> **Source records**
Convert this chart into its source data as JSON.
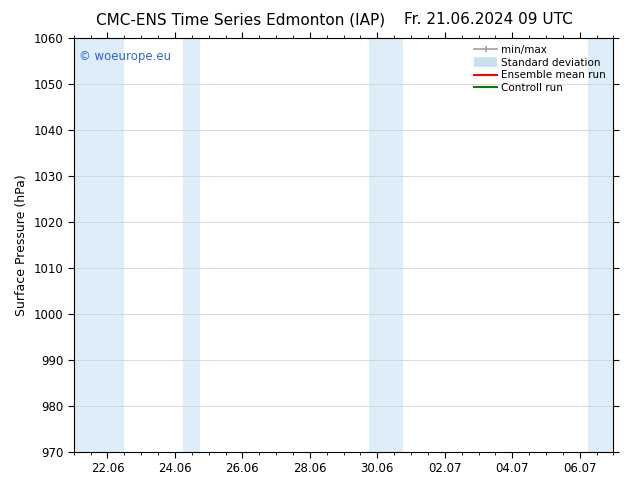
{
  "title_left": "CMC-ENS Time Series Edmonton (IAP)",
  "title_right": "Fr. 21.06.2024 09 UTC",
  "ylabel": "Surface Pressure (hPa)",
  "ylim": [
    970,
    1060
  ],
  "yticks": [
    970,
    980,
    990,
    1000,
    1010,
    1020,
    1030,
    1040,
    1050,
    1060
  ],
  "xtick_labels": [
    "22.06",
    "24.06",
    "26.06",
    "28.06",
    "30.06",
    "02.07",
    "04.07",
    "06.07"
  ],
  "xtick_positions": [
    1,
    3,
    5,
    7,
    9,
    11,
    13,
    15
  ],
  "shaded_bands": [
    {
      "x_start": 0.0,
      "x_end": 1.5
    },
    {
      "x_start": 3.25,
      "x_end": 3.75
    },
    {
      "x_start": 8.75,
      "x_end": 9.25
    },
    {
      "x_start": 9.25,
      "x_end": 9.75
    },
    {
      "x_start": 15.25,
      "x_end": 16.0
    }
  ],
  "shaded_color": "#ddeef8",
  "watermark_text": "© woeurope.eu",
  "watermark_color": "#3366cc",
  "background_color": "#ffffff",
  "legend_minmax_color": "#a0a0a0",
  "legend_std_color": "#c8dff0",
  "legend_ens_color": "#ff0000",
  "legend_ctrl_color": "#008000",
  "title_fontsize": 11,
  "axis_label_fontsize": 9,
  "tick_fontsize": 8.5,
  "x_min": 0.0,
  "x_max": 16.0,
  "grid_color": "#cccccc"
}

> **Exercise description**
Repeat the listing in full and exactly. Do not include any images.

> **Task solution**
Convert this chart into its source data as JSON.
{
  "title_left": "CMC-ENS Time Series Edmonton (IAP)",
  "title_right": "Fr. 21.06.2024 09 UTC",
  "ylabel": "Surface Pressure (hPa)",
  "ylim": [
    970,
    1060
  ],
  "yticks": [
    970,
    980,
    990,
    1000,
    1010,
    1020,
    1030,
    1040,
    1050,
    1060
  ],
  "xtick_labels": [
    "22.06",
    "24.06",
    "26.06",
    "28.06",
    "30.06",
    "02.07",
    "04.07",
    "06.07"
  ],
  "xtick_positions": [
    1,
    3,
    5,
    7,
    9,
    11,
    13,
    15
  ],
  "shaded_bands": [
    {
      "x_start": 0.0,
      "x_end": 1.5
    },
    {
      "x_start": 3.25,
      "x_end": 3.75
    },
    {
      "x_start": 8.75,
      "x_end": 9.25
    },
    {
      "x_start": 9.25,
      "x_end": 9.75
    },
    {
      "x_start": 15.25,
      "x_end": 16.0
    }
  ],
  "shaded_color": "#ddeef8",
  "watermark_text": "© woeurope.eu",
  "watermark_color": "#3366cc",
  "background_color": "#ffffff",
  "legend_minmax_color": "#a0a0a0",
  "legend_std_color": "#c8dff0",
  "legend_ens_color": "#ff0000",
  "legend_ctrl_color": "#008000",
  "title_fontsize": 11,
  "axis_label_fontsize": 9,
  "tick_fontsize": 8.5,
  "x_min": 0.0,
  "x_max": 16.0,
  "grid_color": "#cccccc"
}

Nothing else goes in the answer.